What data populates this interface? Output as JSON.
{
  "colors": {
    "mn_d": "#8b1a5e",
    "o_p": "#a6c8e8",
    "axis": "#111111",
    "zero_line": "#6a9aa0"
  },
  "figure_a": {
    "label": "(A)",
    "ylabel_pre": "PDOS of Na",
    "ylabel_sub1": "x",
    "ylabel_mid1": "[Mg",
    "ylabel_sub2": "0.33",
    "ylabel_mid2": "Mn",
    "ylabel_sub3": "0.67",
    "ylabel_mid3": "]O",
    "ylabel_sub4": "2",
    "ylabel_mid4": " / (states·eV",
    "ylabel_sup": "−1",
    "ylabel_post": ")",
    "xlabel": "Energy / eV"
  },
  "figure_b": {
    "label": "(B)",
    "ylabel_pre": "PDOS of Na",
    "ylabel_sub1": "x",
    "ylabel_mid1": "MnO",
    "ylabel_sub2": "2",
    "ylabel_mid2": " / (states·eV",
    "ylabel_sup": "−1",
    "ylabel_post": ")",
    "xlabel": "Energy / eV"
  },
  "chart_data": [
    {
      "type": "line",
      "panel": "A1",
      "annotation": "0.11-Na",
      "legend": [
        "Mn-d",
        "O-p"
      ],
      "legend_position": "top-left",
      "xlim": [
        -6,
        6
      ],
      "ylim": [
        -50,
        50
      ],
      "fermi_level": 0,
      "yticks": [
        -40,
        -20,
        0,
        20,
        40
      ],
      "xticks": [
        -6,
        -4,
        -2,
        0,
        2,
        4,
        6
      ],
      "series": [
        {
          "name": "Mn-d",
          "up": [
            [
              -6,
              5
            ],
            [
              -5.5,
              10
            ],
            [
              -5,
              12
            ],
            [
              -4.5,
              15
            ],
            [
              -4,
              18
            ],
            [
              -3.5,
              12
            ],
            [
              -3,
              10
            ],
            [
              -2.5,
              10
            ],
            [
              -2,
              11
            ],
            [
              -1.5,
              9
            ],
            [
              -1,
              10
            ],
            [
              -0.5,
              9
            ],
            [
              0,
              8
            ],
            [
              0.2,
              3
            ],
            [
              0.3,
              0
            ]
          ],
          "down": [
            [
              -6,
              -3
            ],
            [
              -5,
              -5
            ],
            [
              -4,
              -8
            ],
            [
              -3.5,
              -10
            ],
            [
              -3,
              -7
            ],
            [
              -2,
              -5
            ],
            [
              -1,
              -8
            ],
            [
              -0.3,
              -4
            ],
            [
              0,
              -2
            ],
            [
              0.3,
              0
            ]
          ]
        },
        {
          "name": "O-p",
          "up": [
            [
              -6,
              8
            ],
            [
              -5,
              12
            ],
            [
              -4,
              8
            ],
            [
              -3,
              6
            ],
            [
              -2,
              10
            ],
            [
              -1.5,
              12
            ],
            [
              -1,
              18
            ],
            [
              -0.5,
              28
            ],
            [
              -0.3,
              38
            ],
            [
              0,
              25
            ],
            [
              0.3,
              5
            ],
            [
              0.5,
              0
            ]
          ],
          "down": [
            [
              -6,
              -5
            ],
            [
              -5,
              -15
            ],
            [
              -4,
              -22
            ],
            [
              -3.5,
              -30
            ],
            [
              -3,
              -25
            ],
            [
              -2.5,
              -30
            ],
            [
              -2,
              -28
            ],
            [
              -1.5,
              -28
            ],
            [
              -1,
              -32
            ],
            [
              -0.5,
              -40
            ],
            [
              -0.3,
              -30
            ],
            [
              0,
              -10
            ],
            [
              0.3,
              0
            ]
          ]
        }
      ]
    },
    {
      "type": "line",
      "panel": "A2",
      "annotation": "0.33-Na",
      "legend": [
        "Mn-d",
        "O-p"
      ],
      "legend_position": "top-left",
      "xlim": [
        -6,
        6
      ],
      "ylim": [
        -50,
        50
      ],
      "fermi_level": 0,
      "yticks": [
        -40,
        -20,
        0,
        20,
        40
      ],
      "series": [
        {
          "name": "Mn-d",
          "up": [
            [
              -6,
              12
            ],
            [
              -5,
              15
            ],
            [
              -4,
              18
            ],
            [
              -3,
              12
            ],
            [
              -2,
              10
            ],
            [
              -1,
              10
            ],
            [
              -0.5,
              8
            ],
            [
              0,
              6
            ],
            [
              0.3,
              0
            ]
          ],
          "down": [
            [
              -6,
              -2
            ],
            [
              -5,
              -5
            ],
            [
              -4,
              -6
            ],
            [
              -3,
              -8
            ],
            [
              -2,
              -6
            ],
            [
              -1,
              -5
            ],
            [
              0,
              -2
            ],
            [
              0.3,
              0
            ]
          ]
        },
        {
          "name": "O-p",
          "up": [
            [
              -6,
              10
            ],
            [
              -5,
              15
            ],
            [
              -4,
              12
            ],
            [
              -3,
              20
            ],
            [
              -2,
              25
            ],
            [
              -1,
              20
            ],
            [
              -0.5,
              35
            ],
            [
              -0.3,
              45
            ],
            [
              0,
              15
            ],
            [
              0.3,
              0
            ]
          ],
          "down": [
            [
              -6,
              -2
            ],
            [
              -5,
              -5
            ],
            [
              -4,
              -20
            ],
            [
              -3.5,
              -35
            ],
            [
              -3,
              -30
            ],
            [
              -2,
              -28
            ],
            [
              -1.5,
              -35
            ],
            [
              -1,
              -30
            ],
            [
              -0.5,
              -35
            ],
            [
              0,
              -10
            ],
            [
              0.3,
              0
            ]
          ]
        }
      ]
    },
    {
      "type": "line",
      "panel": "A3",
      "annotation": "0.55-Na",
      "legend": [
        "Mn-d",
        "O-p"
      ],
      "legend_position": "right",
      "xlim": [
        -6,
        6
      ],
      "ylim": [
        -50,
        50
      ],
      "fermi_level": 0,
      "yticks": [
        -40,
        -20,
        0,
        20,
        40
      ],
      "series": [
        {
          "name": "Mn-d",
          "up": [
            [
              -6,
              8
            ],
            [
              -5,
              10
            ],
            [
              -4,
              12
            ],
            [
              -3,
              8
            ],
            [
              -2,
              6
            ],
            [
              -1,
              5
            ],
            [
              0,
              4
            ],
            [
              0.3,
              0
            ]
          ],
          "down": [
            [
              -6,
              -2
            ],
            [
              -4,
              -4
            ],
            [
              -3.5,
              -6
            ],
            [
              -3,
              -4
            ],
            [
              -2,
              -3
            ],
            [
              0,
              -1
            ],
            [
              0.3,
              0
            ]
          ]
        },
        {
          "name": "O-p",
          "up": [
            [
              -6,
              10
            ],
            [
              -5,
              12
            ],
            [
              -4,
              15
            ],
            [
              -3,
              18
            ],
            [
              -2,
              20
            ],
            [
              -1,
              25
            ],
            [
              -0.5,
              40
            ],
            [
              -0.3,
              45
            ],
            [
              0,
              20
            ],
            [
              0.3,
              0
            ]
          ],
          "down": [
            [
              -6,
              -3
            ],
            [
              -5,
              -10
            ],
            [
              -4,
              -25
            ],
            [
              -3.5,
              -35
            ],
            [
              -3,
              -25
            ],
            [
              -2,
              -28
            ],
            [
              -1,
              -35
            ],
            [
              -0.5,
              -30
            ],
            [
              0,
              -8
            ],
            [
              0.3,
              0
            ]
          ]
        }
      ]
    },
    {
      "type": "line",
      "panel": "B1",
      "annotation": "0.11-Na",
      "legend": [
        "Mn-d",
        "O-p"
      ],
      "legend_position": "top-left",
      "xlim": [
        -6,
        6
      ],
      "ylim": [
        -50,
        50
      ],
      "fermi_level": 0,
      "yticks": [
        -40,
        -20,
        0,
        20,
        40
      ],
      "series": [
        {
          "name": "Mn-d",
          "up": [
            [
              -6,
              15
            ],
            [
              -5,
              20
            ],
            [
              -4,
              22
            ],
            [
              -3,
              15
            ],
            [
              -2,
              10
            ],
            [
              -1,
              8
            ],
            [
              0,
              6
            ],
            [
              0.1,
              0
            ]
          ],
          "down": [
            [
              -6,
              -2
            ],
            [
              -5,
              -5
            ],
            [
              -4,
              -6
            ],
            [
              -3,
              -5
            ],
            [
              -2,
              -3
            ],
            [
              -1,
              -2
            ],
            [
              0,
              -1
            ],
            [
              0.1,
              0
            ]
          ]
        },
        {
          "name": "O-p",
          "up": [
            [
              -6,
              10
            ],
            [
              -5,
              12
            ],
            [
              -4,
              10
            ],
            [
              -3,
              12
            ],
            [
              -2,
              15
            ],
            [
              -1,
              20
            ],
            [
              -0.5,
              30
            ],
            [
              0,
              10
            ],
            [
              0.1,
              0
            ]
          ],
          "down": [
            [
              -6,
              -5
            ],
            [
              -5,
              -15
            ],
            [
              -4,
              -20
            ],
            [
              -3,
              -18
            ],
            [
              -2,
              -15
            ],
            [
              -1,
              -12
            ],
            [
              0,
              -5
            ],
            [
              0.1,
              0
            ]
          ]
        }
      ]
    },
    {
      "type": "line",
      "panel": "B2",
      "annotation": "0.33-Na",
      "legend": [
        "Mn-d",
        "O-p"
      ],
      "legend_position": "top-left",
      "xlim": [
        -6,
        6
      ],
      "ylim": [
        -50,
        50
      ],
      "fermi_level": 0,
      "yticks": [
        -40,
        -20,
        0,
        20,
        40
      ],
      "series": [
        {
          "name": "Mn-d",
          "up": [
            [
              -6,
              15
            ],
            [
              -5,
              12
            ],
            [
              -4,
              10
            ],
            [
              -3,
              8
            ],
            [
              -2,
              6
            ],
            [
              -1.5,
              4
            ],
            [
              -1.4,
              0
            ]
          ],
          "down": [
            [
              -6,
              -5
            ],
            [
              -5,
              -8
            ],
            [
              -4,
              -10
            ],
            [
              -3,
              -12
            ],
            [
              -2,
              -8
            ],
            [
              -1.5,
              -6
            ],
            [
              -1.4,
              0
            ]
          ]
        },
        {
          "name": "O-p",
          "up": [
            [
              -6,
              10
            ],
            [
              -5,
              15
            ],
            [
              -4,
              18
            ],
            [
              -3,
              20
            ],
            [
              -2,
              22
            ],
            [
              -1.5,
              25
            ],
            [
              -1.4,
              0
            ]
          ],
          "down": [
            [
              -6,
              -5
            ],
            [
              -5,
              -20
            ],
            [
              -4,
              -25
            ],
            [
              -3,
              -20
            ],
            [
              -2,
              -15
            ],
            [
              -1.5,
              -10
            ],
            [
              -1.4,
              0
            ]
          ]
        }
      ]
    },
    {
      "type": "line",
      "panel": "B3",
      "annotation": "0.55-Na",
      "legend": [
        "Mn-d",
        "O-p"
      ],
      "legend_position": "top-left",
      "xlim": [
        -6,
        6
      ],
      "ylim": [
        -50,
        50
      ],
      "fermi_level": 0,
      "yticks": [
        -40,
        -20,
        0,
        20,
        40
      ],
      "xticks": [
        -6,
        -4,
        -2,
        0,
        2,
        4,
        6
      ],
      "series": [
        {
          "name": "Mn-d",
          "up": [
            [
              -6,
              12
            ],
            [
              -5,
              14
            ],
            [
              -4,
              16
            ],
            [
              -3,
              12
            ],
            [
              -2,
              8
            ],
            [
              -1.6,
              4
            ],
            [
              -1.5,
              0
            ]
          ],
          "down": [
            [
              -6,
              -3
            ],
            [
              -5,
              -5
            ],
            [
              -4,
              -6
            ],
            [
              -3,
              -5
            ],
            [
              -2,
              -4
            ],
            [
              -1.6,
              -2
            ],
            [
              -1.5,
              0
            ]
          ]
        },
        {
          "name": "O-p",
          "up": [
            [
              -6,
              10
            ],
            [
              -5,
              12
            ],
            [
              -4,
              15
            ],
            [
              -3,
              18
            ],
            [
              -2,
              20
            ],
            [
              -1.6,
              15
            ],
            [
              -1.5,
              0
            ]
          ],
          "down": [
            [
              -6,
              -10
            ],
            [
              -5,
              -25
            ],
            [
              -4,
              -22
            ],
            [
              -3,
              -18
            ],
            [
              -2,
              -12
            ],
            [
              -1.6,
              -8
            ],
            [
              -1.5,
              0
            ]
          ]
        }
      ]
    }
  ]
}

Short problem — Go through the listing above and work out how many lines contain the string "states". Reply with the number alone.

Correct response — 2